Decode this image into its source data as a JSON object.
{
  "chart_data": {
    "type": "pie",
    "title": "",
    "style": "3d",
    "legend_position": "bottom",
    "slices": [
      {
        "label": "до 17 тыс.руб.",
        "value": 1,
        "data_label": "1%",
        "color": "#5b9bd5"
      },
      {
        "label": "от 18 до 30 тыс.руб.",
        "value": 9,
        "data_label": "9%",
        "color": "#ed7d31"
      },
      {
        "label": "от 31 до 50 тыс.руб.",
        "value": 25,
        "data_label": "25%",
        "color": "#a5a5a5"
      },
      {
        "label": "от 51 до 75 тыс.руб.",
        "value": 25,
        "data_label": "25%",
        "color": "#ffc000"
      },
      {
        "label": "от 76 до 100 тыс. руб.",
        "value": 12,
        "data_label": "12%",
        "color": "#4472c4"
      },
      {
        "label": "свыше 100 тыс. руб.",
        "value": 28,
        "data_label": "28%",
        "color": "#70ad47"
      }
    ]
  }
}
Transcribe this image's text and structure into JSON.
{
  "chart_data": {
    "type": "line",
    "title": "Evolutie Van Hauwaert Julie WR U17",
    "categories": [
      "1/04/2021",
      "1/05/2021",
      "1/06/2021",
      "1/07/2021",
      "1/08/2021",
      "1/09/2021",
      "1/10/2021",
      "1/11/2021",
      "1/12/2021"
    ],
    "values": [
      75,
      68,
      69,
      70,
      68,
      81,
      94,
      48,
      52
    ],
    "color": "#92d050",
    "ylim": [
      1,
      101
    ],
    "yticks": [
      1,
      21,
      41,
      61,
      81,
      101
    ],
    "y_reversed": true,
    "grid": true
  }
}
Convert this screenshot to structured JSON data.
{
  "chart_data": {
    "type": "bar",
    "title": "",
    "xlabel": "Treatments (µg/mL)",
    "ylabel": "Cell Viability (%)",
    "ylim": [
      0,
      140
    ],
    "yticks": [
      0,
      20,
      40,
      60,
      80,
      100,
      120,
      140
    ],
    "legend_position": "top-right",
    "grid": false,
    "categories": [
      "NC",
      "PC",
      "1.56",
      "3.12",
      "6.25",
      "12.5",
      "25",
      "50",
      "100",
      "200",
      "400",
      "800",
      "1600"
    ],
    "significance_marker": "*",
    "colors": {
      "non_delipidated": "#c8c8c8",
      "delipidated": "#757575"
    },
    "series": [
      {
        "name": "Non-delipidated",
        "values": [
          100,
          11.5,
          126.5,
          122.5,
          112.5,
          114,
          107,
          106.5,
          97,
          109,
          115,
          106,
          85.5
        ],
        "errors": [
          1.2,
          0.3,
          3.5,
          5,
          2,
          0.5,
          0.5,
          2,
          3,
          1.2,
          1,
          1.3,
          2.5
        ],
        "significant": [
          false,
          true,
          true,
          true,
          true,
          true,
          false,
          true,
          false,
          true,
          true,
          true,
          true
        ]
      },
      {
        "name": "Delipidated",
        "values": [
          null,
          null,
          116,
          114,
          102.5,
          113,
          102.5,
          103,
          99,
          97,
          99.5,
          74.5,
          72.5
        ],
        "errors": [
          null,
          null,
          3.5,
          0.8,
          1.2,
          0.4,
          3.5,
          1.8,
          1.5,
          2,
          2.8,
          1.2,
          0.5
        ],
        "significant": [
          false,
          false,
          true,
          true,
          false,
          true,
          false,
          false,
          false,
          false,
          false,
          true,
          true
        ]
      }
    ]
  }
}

EXERCISE GOAL.
Repeat the material above in full, keeping every word.

TASK OUTPUT.
Decode this image into its source data as a JSON object.
{
  "chart_data": {
    "type": "pie",
    "title": "",
    "style": "3d",
    "legend_position": "bottom",
    "slices": [
      {
        "label": "до 17 тыс.руб.",
        "value": 1,
        "data_label": "1%",
        "color": "#5b9bd5"
      },
      {
        "label": "от 18 до 30 тыс.руб.",
        "value": 9,
        "data_label": "9%",
        "color": "#ed7d31"
      },
      {
        "label": "от 31 до 50 тыс.руб.",
        "value": 25,
        "data_label": "25%",
        "color": "#a5a5a5"
      },
      {
        "label": "от 51 до 75 тыс.руб.",
        "value": 25,
        "data_label": "25%",
        "color": "#ffc000"
      },
      {
        "label": "от 76 до 100 тыс. руб.",
        "value": 12,
        "data_label": "12%",
        "color": "#4472c4"
      },
      {
        "label": "свыше 100 тыс. руб.",
        "value": 28,
        "data_label": "28%",
        "color": "#70ad47"
      }
    ]
  }
}
Transcribe this image's text and structure into JSON.
{
  "chart_data": {
    "type": "line",
    "title": "Evolutie Van Hauwaert Julie WR U17",
    "categories": [
      "1/04/2021",
      "1/05/2021",
      "1/06/2021",
      "1/07/2021",
      "1/08/2021",
      "1/09/2021",
      "1/10/2021",
      "1/11/2021",
      "1/12/2021"
    ],
    "values": [
      75,
      68,
      69,
      70,
      68,
      81,
      94,
      48,
      52
    ],
    "color": "#92d050",
    "ylim": [
      1,
      101
    ],
    "yticks": [
      1,
      21,
      41,
      61,
      81,
      101
    ],
    "y_reversed": true,
    "grid": true
  }
}
Convert this screenshot to structured JSON data.
{
  "chart_data": {
    "type": "bar",
    "title": "",
    "xlabel": "Treatments (µg/mL)",
    "ylabel": "Cell Viability (%)",
    "ylim": [
      0,
      140
    ],
    "yticks": [
      0,
      20,
      40,
      60,
      80,
      100,
      120,
      140
    ],
    "legend_position": "top-right",
    "grid": false,
    "categories": [
      "NC",
      "PC",
      "1.56",
      "3.12",
      "6.25",
      "12.5",
      "25",
      "50",
      "100",
      "200",
      "400",
      "800",
      "1600"
    ],
    "significance_marker": "*",
    "colors": {
      "non_delipidated": "#c8c8c8",
      "delipidated": "#757575"
    },
    "series": [
      {
        "name": "Non-delipidated",
        "values": [
          100,
          11.5,
          126.5,
          122.5,
          112.5,
          114,
          107,
          106.5,
          97,
          109,
          115,
          106,
          85.5
        ],
        "errors": [
          1.2,
          0.3,
          3.5,
          5,
          2,
          0.5,
          0.5,
          2,
          3,
          1.2,
          1,
          1.3,
          2.5
        ],
        "significant": [
          false,
          true,
          true,
          true,
          true,
          true,
          false,
          true,
          false,
          true,
          true,
          true,
          true
        ]
      },
      {
        "name": "Delipidated",
        "values": [
          null,
          null,
          116,
          114,
          102.5,
          113,
          102.5,
          103,
          99,
          97,
          99.5,
          74.5,
          72.5
        ],
        "errors": [
          null,
          null,
          3.5,
          0.8,
          1.2,
          0.4,
          3.5,
          1.8,
          1.5,
          2,
          2.8,
          1.2,
          0.5
        ],
        "significant": [
          false,
          false,
          true,
          true,
          false,
          true,
          false,
          false,
          false,
          false,
          false,
          true,
          true
        ]
      }
    ]
  }
}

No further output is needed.